*Source data:*
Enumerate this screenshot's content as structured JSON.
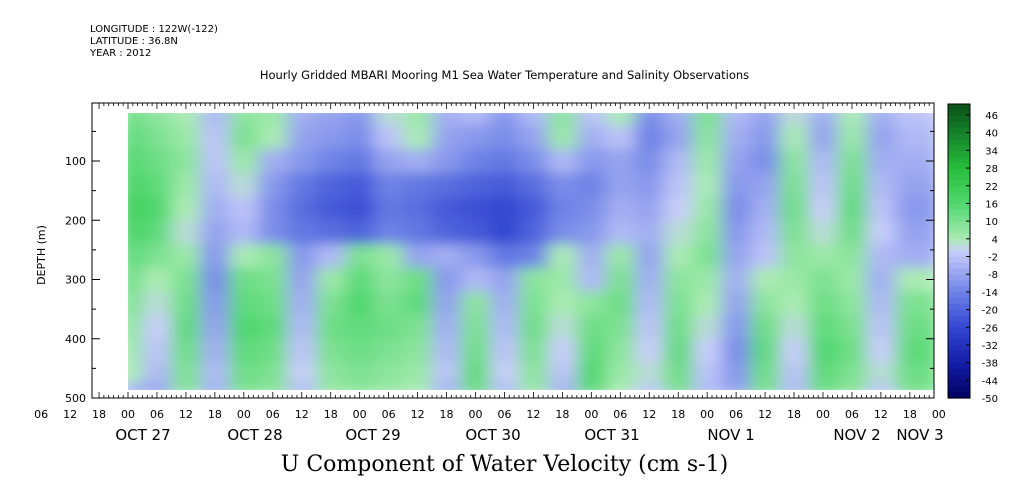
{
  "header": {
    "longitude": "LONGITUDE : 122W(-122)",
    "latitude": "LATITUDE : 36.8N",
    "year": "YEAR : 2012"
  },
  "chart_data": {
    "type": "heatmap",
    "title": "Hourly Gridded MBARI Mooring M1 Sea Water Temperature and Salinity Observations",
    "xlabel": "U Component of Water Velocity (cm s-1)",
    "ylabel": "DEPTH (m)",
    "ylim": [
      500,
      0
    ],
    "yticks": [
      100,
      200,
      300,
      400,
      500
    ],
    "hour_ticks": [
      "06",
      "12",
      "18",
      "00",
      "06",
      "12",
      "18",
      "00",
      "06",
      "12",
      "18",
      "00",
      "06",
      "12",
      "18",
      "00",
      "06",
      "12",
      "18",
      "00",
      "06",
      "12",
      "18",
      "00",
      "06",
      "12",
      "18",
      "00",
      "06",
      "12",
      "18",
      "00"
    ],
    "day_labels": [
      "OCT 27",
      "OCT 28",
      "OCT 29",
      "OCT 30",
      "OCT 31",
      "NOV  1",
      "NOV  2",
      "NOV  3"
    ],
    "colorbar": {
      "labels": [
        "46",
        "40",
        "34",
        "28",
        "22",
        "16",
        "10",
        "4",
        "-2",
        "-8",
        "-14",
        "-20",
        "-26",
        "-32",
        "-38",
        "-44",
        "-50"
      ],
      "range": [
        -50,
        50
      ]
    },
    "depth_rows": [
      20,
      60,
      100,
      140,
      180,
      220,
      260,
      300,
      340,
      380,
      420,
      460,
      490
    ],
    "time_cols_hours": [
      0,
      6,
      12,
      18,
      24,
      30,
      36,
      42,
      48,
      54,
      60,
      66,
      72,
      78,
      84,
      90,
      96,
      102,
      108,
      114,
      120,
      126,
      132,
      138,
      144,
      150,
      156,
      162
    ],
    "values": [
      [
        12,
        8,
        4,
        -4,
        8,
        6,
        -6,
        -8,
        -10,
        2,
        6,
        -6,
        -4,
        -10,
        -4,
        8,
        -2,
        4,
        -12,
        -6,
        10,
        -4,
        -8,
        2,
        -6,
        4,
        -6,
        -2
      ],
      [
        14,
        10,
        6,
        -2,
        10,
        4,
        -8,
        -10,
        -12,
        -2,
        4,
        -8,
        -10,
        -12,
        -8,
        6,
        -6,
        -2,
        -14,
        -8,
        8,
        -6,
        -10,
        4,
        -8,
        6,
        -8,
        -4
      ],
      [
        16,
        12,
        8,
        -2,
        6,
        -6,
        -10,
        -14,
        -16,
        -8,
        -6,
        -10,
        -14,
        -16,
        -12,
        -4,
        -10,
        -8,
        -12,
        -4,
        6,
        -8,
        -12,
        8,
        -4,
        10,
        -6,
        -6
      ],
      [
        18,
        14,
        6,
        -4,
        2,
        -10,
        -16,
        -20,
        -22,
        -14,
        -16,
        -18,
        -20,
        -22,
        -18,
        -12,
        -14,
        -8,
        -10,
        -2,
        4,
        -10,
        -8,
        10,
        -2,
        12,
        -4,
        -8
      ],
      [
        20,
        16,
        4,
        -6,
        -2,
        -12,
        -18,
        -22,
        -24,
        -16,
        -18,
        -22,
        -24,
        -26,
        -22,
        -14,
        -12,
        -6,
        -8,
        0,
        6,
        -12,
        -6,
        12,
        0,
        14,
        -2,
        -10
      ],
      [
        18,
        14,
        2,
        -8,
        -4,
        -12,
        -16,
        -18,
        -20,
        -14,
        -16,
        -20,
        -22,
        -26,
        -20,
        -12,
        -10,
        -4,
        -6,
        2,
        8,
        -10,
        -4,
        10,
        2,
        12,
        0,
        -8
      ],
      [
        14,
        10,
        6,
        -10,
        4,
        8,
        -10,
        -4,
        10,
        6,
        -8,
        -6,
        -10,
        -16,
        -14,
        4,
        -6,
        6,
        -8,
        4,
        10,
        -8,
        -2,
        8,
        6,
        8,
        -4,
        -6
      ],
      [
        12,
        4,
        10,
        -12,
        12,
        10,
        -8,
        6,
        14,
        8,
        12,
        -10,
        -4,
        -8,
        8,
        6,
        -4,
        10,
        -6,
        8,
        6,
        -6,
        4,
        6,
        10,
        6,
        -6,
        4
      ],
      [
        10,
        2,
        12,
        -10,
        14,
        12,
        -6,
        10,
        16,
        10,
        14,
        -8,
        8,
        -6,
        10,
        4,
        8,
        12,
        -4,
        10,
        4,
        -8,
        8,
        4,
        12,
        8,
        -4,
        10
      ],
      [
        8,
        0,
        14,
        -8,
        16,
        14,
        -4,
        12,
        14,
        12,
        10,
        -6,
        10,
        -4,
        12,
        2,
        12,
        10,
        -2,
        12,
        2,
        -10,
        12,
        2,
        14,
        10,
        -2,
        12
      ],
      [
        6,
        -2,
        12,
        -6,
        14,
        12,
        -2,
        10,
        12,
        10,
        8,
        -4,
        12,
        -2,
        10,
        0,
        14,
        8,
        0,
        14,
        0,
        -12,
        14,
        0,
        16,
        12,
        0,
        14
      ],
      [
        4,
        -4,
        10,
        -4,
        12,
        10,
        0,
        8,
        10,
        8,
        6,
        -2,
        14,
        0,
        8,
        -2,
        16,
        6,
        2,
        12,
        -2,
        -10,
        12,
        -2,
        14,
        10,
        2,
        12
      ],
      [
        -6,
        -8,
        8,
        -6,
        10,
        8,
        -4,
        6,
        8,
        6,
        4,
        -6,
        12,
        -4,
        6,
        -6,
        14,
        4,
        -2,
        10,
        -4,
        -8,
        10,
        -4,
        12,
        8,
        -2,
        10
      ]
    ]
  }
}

*The exercise:* Note each line of the entries that has "Water" in it, and copy those lines.

*Correct output:*
    "title": "Hourly Gridded MBARI Mooring M1 Sea Water Temperature and Salinity Observations",
    "xlabel": "U Component of Water Velocity (cm s-1)",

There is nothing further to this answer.